* _Task requirements_:
Answer with a single number: the count of lines that include the string "name".

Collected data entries
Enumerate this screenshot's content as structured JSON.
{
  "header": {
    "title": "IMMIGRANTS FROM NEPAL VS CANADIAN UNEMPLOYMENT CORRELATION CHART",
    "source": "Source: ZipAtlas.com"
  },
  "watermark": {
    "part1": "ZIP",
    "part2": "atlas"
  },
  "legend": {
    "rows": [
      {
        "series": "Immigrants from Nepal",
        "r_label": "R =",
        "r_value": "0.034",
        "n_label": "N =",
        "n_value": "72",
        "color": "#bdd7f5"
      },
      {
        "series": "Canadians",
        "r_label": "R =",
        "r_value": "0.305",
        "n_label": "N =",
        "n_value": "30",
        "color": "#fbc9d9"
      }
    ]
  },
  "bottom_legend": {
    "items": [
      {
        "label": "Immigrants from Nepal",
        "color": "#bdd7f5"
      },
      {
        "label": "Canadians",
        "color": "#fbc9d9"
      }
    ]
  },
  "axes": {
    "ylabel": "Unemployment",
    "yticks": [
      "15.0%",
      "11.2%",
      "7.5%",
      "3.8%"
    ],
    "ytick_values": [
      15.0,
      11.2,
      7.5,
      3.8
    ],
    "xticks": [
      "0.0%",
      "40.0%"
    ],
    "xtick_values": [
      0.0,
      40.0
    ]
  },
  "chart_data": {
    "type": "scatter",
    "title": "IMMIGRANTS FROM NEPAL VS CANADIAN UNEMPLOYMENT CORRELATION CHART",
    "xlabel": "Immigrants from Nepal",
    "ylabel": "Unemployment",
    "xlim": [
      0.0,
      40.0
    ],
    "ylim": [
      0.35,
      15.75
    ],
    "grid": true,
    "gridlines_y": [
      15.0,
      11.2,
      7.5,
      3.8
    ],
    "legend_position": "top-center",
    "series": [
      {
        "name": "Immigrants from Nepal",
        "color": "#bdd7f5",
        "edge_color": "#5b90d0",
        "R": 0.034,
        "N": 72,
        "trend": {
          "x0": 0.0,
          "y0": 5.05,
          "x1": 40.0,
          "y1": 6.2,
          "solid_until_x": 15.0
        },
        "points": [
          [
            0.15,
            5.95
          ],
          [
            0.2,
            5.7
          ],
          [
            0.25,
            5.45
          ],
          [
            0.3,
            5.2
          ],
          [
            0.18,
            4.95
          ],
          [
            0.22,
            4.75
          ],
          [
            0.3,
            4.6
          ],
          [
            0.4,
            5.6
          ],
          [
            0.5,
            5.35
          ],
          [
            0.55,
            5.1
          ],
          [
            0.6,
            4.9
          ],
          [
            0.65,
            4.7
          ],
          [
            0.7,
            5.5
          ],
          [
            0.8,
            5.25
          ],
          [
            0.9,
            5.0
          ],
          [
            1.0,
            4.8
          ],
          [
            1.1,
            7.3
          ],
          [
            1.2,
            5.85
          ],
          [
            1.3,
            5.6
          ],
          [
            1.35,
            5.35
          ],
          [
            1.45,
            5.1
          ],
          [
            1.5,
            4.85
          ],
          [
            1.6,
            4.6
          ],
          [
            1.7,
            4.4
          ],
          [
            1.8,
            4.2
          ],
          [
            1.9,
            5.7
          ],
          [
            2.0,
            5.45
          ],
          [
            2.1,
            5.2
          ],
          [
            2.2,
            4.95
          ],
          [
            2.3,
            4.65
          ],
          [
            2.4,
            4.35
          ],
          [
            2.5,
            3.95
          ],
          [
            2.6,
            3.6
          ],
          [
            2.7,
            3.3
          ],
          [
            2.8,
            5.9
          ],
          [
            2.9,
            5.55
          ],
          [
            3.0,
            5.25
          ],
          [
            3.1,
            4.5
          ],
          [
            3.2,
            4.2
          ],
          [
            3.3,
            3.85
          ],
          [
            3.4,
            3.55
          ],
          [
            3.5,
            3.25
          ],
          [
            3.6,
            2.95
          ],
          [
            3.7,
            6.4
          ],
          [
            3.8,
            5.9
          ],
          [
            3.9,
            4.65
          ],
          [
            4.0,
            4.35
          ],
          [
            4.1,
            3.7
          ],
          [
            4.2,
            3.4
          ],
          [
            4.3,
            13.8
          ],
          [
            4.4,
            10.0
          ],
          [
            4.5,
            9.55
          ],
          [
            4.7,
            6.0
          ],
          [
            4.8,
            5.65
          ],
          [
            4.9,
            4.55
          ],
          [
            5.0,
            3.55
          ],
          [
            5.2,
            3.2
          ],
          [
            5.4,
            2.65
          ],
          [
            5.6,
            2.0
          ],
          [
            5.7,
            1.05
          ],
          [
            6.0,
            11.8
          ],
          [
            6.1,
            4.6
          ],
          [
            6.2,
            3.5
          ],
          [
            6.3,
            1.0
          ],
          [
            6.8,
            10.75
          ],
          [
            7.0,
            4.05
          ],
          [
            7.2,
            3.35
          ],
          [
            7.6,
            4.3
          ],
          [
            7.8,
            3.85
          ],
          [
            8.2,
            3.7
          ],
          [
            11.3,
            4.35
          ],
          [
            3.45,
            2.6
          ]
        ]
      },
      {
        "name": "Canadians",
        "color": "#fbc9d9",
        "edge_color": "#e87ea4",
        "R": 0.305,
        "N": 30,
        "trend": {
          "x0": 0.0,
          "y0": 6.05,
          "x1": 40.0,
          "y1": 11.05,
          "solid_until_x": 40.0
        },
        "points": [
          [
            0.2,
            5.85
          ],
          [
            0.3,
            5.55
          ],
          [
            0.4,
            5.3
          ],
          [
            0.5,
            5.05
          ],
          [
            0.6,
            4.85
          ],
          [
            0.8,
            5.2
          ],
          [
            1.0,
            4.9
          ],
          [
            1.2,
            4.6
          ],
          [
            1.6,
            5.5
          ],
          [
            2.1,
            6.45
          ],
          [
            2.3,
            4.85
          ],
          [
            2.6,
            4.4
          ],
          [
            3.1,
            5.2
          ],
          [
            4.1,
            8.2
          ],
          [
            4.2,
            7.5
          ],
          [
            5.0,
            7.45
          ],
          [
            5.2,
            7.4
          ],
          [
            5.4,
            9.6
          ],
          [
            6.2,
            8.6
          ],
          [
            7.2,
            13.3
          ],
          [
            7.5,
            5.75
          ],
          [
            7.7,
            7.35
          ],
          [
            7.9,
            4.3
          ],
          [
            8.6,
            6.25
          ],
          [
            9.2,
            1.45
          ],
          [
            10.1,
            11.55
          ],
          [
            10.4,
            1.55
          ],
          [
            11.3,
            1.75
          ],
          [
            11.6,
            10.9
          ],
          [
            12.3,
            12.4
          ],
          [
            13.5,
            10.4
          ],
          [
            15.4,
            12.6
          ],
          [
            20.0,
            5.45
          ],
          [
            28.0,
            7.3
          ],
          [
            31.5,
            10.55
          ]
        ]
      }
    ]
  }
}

* _Exercise response_:
2